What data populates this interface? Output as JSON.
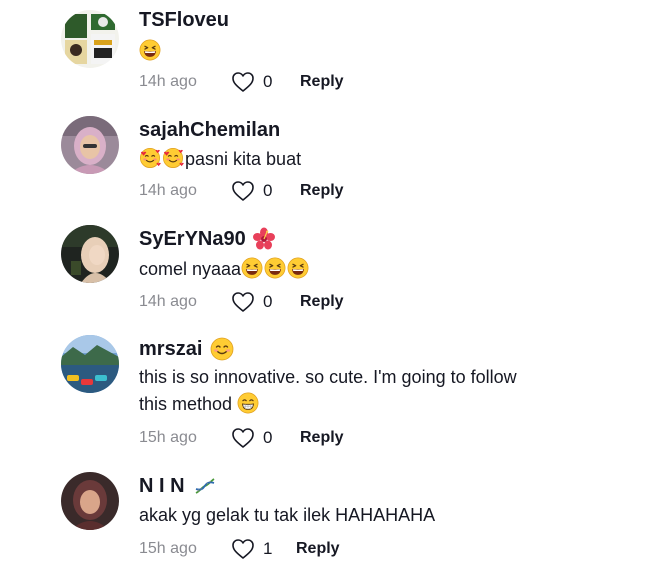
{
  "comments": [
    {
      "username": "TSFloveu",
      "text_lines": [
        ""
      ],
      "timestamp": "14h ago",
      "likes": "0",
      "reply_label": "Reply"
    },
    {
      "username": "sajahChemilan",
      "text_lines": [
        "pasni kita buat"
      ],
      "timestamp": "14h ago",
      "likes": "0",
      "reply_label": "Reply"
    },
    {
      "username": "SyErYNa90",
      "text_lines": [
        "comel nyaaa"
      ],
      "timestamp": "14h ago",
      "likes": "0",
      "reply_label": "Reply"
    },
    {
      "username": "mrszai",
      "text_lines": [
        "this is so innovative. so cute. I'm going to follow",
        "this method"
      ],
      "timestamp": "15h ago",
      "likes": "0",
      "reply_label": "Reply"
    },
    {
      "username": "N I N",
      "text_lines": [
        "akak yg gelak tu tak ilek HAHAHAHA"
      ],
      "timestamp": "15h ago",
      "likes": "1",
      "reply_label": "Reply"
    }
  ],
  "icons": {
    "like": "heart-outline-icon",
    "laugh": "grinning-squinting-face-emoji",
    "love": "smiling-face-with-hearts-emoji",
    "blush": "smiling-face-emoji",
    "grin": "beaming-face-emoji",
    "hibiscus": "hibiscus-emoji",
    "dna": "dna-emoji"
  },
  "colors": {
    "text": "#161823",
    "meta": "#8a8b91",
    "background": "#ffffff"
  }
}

----

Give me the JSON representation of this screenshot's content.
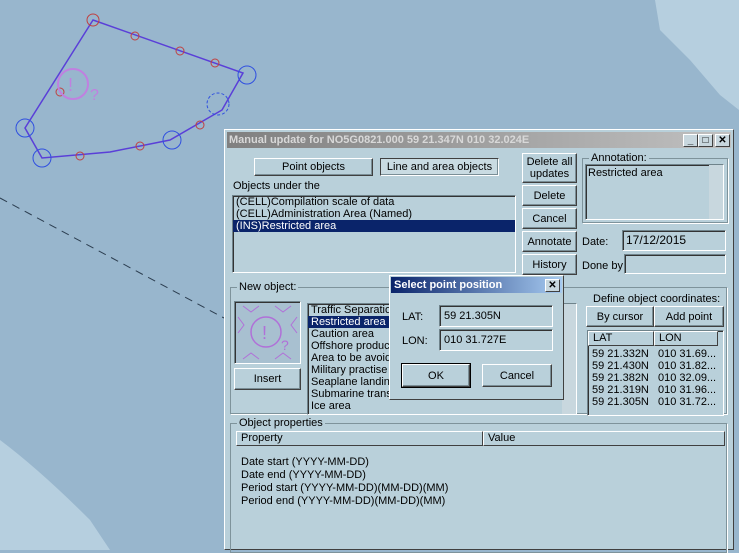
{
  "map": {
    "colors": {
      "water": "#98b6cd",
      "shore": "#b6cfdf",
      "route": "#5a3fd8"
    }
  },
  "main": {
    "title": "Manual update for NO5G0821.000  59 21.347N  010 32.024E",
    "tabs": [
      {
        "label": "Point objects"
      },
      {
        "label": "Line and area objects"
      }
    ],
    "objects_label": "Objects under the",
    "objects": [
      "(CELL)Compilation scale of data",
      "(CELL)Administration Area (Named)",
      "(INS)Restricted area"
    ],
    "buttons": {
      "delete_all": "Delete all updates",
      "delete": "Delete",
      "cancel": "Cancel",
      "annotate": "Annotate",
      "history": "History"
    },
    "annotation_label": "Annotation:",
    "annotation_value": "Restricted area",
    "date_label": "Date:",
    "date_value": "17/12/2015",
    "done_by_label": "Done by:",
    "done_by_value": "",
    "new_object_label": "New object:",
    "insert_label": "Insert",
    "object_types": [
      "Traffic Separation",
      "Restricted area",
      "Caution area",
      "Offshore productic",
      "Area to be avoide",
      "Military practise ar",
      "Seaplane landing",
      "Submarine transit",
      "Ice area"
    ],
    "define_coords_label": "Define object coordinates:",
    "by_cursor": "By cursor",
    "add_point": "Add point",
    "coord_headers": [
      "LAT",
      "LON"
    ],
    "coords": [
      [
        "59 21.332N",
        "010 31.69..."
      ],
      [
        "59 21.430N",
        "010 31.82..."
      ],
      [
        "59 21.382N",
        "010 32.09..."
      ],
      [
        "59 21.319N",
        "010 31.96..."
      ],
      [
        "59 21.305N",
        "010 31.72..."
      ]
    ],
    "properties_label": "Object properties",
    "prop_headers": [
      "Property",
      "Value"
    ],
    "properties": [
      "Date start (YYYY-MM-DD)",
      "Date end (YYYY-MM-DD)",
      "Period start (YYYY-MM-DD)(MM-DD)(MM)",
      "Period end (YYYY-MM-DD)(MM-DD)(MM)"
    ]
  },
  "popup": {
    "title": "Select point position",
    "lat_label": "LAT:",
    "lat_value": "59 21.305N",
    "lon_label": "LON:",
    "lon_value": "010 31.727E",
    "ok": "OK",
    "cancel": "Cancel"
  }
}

----

Given exercise — Indicate how many lines of the material contain the string "title", giving the number and nothing more.

Finished answer — 2